(Requisitos de la tarea):
1. Responde estas preguntas sobre el fragmento acerca de Kafka:
(a) ¿Con qué mujer tenía Kafka una relación amorosa a la que se oponía su padre?
(b) ¿Dónde pasaba Hermann casi todo el día?
(c) ¿Qué menciona Kafka en la primera frase de su carta?
2. Repite, por favor, el pasaje del fragmento acerca de Kafka que va desde "Además de su" hasta "padre hubiera anhelado.", ambos incluidos.

(Fragmento proporcionado):
↓
Además de su mala salud, Kafka estaba muy irritado por la conducta opresiva de su padre, por la oposición a su relación amorosa con Julie Wohryzek (no entendía el padre que la prefiriera a la sensata y burguesa Felice Bauer) y al deseo de su hermana Ottilie de casarse con un cristiano (los Kafka eran judíos, aclaremos). Adiestrado por sus estudios y sus labores de abogado, Franz le imprime a la “Carta al padre” un tono jurídico o procesal, combinando la denuncia o alegato de un fiscal (el padre como reo y Kafka como víctima) con la autodefensa de quien no logra erigirse en abogado cabal de sí mismo, porque padece un angustiante sentimiento de culpa al no ser el hijo que su padre hubiera anhelado.

Dañar sin querer

Lo principal en la carta de Franz Kafka resulta la lucidez y la sutileza con que retrata el daño que los padres, sin pretenderlo, causan a los hijos, cuando apenas les dedican tiempo (Hermann, su padre, estaba casi todo el día en la tienda y se ufanaba de haber tenido que mantenerse a sí mismo cuando niño y ahora ser el pilar económico de la familia); cuando imponen reglas que no tienen en cuenta las aptitudes e intereses del hijo (se yerguen en la ley omnipotente, incomprensiblemente distante y ajena, de tantos escritos de Franz); cuando se autoelogian para desmerecer comparativamente al hijo (peor si usan la ironía y el tono perdonavidas, como hacía Hermann) y cuando dan pocas muestras de cariño, mientras que se esmeran en expresar la reprensión o el desagrado. Nótese que Franz pensaba entregar su carta a Hermann, pero nunca se atrevió; prueba contundente de que lo amordazaba el miedo al padre, ese que menciona en la primera frase de su carta: “Hace poco, me preguntaste por qué digo que te tengo miedo. Como de costumbre, no supe qué contestarte, en parte, justamente por el miedo que te tengo, y en parte, porque para fundamentar ese miedo debería entrar en demasiados detalles que no podría mantener medianamente unidos en mi mente durante la conversación”.
↑
Registros extraídos
↓
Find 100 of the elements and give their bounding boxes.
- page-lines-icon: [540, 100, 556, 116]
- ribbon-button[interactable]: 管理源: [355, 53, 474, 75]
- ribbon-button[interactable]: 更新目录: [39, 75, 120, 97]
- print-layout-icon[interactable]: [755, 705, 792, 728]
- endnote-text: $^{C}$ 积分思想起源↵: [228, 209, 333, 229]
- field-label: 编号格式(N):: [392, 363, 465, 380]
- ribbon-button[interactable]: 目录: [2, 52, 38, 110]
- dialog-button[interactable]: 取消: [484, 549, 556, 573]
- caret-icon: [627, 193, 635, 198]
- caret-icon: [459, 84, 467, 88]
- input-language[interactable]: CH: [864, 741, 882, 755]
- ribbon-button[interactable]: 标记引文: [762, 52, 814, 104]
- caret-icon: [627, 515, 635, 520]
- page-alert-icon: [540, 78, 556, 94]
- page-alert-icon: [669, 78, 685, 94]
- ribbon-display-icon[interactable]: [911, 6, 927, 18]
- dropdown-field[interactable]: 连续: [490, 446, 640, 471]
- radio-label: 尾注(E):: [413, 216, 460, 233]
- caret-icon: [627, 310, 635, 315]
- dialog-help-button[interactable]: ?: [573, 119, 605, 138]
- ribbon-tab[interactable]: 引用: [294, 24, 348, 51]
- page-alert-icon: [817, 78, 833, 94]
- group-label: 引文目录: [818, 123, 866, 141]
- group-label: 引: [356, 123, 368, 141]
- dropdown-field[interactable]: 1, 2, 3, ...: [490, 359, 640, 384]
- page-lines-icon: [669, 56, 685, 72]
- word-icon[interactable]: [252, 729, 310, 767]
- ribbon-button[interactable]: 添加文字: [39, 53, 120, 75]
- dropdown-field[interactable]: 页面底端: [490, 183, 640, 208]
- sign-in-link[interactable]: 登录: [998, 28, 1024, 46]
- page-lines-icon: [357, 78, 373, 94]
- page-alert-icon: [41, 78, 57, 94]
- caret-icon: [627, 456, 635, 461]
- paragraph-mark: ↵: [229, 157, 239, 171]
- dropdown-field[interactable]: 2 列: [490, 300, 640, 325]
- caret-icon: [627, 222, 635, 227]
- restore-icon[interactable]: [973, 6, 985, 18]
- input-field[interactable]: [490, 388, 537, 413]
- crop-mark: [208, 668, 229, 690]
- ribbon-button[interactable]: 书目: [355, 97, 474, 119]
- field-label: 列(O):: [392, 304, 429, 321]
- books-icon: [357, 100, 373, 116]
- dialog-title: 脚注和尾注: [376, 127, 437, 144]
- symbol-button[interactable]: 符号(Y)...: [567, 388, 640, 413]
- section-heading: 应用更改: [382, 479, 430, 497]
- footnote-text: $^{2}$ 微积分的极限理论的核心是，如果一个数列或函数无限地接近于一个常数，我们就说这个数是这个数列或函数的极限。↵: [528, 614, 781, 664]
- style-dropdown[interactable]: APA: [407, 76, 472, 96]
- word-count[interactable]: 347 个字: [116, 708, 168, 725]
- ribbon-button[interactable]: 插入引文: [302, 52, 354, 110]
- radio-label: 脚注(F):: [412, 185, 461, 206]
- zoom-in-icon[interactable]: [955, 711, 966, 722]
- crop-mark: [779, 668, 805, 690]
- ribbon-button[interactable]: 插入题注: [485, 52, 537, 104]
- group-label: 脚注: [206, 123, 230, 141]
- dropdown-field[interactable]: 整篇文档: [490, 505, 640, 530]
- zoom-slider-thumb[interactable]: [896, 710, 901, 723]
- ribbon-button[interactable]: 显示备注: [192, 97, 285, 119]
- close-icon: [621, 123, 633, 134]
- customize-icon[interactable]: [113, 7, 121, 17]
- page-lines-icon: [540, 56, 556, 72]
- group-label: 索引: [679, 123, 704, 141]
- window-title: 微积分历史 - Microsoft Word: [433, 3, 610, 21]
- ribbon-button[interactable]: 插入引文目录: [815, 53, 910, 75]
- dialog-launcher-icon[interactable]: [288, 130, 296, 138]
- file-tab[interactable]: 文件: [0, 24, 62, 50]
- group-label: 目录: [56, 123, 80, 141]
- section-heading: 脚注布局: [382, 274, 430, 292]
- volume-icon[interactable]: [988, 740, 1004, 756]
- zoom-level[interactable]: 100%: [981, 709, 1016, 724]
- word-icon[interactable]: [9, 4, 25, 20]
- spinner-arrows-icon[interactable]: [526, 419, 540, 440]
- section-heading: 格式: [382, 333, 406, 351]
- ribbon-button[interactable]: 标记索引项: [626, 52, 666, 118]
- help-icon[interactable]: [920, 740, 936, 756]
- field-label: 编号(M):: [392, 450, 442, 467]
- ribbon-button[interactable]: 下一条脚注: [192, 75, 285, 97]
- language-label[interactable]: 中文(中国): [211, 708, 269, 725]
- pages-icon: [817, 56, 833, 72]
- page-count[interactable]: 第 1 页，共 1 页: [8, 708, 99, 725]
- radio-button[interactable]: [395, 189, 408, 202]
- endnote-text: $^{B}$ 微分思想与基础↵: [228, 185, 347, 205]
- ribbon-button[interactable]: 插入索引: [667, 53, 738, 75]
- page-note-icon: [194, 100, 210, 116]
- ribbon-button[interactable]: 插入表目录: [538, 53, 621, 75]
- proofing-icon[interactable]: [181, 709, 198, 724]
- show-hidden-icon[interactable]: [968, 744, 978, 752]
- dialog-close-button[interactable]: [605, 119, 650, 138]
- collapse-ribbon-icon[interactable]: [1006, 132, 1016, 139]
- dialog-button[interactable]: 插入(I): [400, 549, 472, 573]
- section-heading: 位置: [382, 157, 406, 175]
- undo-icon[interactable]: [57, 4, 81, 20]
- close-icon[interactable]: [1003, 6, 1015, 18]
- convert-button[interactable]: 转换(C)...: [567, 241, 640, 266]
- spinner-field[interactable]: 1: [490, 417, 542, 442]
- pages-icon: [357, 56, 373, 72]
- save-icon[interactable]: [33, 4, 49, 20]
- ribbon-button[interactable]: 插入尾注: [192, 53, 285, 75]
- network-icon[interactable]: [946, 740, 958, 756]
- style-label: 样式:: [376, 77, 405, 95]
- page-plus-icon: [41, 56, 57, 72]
↑
(Respuestas de actividades):
1.
(a) Con Julie Wohryzek.
(b) En la tienda.
(c) El miedo que le tiene a su padre.

2.
Además de su mala salud, Kafka estaba muy irritado por la conducta opresiva de su padre, por la oposición a su relación amorosa con Julie Wohryzek (no entendía el padre que la prefiriera a la sensata y burguesa Felice Bauer) y al deseo de su hermana Ottilie de casarse con un cristiano (los Kafka eran judíos, aclaremos). Adiestrado por sus estudios y sus labores de abogado, Franz le imprime a la “Carta al padre” un tono jurídico o procesal, combinando la denuncia o alegato de un fiscal (el padre como reo y Kafka como víctima) con la autodefensa de quien no logra erigirse en abogado cabal de sí mismo, porque padece un angustiante sentimiento de culpa al no ser el hijo que su padre hubiera anhelado.